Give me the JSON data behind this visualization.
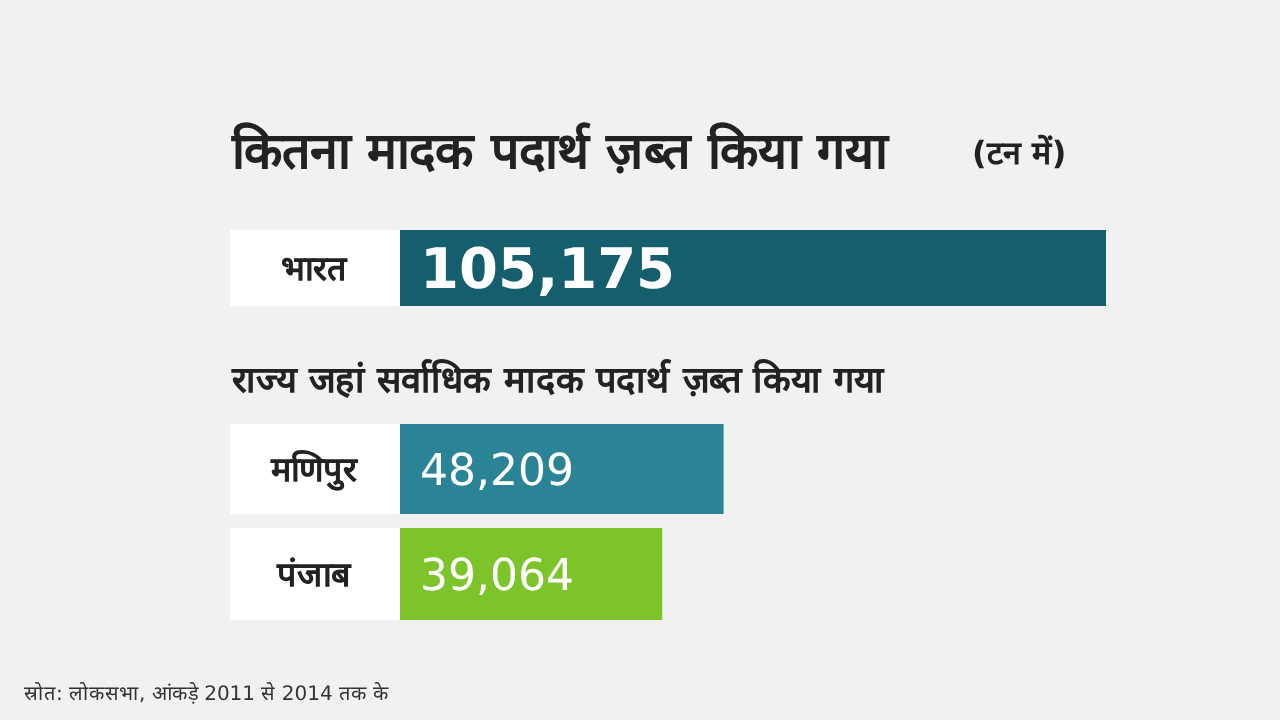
{
  "chart_data": {
    "type": "bar",
    "orientation": "horizontal",
    "data_labels": true,
    "title": "कितना मादक पदार्थ ज़ब्त किया गया",
    "subtitle": "राज्य जहां सर्वाधिक मादक पदार्थ ज़ब्त किया गया",
    "annotations": [
      "(टन में)",
      "स्रोत: लोकसभा, आंकड़े 2011 से 2014 तक के"
    ],
    "categories": [
      "भारत",
      "मणिपुर",
      "पंजाब"
    ],
    "values": [
      105175,
      48209,
      39064
    ],
    "value_labels": [
      "105,175",
      "48,209",
      "39,064"
    ],
    "colors": [
      "#155e6d",
      "#2a8496",
      "#7cc42a"
    ]
  }
}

== == ==

▸ **Stated goal**:
Omitting all images, retype each line of the records precisely.

▸ **Answer to this problem**:
Give me the JSON data behind this visualization.
{
  "chart_data": {
    "type": "bar",
    "orientation": "horizontal",
    "data_labels": true,
    "title": "कितना मादक पदार्थ ज़ब्त किया गया",
    "subtitle": "राज्य जहां सर्वाधिक मादक पदार्थ ज़ब्त किया गया",
    "annotations": [
      "(टन में)",
      "स्रोत: लोकसभा, आंकड़े 2011 से 2014 तक के"
    ],
    "categories": [
      "भारत",
      "मणिपुर",
      "पंजाब"
    ],
    "values": [
      105175,
      48209,
      39064
    ],
    "value_labels": [
      "105,175",
      "48,209",
      "39,064"
    ],
    "colors": [
      "#155e6d",
      "#2a8496",
      "#7cc42a"
    ]
  }
}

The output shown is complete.